# SHORT PROBLEM
Look through the material and tally each line bearing the word "grid". Give only the total.

(Structured figure records)
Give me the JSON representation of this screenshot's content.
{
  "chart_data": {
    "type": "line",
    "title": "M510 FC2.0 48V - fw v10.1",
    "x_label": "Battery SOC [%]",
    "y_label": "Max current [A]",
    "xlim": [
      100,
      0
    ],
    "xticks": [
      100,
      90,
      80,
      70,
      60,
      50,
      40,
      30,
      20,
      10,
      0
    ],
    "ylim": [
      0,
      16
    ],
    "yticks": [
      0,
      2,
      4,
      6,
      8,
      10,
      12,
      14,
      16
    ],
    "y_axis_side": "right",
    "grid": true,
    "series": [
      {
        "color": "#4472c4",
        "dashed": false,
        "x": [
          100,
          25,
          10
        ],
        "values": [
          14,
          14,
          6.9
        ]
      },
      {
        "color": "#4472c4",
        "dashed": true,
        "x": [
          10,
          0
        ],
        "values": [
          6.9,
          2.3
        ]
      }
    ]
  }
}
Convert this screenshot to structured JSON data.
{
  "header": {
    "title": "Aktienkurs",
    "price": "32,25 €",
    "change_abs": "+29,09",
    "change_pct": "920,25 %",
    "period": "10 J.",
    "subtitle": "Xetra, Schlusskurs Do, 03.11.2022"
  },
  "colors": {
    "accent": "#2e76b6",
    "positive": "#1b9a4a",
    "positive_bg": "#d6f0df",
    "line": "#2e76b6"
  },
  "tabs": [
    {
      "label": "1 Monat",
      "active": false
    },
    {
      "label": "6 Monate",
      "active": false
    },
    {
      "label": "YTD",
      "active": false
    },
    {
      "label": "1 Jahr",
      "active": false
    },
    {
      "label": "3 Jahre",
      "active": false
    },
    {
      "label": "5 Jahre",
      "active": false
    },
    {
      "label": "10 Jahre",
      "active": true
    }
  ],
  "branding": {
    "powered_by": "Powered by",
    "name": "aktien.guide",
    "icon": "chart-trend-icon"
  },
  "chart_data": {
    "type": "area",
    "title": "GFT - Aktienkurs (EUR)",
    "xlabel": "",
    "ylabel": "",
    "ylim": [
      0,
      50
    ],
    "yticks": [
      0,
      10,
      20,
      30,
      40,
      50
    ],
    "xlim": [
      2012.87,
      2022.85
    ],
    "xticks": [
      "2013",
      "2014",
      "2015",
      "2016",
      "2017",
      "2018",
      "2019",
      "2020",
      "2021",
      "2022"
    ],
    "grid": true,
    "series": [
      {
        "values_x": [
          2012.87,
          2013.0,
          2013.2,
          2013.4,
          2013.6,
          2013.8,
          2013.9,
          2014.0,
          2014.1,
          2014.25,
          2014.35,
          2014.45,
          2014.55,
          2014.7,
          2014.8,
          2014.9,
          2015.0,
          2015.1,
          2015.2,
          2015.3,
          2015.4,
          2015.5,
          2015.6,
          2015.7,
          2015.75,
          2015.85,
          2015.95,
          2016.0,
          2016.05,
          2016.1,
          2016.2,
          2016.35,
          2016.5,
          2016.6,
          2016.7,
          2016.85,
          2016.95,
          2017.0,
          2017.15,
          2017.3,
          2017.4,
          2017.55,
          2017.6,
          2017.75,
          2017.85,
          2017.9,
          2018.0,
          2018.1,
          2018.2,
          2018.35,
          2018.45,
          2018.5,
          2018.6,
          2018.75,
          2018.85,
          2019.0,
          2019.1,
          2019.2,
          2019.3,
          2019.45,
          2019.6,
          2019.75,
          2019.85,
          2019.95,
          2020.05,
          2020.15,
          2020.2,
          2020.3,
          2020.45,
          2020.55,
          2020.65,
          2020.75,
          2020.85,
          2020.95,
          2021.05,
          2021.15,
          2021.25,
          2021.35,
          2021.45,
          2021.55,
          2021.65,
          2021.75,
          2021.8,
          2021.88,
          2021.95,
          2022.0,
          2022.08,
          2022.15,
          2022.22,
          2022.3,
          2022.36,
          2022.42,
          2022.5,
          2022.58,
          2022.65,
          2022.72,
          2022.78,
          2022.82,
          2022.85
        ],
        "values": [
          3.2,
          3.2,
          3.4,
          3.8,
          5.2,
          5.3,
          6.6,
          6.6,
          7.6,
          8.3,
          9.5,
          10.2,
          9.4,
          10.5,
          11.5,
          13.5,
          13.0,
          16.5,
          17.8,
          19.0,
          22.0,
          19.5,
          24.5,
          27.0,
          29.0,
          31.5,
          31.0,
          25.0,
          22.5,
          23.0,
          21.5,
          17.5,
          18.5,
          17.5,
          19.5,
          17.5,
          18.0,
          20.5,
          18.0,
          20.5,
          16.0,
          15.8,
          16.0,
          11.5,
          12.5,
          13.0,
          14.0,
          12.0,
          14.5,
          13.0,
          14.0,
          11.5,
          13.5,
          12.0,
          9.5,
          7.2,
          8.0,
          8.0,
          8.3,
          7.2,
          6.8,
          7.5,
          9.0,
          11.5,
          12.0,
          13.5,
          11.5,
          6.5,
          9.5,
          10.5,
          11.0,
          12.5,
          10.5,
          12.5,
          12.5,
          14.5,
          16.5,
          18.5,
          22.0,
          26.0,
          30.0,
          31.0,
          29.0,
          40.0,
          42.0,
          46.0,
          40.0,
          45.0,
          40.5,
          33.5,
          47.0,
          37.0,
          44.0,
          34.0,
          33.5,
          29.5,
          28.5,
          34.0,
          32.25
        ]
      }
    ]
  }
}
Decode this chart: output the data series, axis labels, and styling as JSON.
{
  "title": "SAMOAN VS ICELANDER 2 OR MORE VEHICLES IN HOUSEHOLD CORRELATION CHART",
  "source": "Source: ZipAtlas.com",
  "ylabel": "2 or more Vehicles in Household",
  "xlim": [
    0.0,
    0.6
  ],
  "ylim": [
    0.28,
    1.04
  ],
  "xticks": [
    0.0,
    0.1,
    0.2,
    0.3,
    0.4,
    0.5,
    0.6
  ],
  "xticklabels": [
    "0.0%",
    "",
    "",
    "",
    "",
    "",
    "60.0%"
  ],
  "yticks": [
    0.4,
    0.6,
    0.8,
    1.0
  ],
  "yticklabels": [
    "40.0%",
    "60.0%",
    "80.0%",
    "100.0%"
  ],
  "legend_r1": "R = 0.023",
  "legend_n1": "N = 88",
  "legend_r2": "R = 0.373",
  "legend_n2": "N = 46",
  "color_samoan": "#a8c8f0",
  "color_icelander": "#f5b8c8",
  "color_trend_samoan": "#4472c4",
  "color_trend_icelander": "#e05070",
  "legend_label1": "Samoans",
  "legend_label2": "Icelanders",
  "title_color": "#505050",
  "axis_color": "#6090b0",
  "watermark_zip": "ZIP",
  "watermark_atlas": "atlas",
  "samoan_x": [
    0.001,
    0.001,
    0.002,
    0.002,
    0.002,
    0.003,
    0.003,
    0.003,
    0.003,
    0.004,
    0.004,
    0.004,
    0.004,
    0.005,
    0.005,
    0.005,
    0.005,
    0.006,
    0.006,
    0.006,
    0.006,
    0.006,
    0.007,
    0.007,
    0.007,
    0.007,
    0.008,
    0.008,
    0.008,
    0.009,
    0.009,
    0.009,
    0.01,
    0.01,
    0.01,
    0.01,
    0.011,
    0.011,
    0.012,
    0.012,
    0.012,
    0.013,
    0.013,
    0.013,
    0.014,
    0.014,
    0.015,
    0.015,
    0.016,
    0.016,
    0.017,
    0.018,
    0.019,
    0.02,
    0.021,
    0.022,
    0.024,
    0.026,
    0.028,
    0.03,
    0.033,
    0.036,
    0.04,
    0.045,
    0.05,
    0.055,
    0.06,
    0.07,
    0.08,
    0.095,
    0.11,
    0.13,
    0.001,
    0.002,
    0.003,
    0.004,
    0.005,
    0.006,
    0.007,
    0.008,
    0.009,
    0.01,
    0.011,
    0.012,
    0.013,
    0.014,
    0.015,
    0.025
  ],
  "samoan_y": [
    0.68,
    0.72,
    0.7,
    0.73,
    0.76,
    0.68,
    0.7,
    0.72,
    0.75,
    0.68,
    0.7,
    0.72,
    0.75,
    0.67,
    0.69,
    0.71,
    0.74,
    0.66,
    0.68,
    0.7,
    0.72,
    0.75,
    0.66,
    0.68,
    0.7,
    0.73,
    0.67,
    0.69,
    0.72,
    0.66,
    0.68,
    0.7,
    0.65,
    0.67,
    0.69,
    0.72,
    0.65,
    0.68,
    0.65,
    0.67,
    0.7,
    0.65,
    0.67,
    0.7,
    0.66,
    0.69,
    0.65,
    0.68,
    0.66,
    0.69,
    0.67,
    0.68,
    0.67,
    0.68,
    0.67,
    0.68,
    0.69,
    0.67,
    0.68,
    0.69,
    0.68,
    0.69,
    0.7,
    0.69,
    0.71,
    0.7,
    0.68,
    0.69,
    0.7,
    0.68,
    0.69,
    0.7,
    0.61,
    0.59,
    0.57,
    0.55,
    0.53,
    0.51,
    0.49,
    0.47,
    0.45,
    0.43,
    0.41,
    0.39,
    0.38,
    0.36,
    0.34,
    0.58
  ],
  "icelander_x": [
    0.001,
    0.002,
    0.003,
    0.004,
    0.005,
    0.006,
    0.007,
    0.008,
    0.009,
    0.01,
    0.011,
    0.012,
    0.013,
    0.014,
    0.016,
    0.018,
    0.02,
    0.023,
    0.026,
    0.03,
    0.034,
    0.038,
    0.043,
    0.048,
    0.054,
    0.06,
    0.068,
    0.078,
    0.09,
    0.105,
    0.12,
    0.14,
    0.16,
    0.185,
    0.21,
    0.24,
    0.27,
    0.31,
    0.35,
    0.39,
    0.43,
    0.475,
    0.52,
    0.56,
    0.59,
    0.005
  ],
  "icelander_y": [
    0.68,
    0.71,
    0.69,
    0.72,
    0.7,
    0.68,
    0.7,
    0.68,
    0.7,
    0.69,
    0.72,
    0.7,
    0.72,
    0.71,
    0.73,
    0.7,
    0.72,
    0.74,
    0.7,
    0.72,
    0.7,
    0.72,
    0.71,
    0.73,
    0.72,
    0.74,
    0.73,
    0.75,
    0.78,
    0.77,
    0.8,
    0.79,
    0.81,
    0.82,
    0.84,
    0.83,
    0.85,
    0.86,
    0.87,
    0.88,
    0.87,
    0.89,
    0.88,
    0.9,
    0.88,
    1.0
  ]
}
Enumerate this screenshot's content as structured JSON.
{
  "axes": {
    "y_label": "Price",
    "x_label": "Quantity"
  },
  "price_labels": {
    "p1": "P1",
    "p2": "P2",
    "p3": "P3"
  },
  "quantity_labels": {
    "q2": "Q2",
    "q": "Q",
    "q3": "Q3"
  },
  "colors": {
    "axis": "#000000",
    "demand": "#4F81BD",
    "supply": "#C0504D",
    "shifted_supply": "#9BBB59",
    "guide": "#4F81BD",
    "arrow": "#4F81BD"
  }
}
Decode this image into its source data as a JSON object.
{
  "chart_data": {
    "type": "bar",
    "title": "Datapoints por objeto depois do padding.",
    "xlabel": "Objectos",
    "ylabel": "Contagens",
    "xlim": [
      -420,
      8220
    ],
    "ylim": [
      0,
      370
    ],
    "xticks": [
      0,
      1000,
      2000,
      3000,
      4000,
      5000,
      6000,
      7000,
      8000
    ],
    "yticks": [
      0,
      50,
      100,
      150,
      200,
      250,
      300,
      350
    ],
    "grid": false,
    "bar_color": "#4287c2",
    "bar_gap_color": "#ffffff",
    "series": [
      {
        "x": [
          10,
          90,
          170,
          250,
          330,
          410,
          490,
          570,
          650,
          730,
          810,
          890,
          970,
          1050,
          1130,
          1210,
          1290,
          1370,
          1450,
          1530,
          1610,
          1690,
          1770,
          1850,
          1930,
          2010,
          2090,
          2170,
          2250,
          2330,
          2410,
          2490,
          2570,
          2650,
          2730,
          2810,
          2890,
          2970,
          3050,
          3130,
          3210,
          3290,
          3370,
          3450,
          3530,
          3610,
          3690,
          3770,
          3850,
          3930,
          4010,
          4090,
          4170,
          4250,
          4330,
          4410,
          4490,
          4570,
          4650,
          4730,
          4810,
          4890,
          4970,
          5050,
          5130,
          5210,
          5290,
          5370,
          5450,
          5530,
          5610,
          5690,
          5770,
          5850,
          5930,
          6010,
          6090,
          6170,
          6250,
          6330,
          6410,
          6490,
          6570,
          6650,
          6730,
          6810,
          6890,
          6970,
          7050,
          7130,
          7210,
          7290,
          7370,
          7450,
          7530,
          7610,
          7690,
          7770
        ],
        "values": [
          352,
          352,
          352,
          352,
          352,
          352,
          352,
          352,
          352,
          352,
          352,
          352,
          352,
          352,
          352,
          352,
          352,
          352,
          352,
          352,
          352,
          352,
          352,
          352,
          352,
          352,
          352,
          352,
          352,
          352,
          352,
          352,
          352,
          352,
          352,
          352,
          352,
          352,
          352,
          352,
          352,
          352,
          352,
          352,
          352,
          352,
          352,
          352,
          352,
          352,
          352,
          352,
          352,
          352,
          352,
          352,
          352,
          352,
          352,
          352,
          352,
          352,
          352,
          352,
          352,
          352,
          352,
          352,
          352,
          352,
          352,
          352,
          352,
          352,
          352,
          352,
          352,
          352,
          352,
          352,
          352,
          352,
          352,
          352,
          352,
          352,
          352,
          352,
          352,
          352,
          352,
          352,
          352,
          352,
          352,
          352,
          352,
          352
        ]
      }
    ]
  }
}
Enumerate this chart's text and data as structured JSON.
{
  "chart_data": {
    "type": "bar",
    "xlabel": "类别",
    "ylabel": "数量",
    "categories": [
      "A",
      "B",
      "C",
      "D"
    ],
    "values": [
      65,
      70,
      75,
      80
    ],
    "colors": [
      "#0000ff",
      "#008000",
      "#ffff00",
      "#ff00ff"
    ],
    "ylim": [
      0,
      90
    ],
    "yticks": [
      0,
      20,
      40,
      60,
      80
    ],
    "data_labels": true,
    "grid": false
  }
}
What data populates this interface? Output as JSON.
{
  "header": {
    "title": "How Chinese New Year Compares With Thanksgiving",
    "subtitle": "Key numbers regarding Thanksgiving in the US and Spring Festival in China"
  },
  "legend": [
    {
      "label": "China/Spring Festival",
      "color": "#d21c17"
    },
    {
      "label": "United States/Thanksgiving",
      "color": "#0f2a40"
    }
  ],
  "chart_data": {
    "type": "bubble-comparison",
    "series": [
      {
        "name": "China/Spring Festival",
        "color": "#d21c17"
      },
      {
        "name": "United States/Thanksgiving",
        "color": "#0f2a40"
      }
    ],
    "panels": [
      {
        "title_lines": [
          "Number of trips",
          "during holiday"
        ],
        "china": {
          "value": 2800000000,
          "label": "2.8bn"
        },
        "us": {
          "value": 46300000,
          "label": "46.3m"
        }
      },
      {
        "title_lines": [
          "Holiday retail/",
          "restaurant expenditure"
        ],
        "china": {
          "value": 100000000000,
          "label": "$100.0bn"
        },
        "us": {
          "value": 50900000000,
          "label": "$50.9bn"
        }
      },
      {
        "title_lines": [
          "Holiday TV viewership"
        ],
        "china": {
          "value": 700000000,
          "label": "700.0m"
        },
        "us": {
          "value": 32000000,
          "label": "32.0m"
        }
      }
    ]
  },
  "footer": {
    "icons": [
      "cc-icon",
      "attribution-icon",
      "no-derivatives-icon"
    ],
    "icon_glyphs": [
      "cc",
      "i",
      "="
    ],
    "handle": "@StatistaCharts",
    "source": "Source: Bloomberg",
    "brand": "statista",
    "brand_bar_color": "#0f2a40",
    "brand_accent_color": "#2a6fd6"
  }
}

# RESULT FOR THIS TASK
4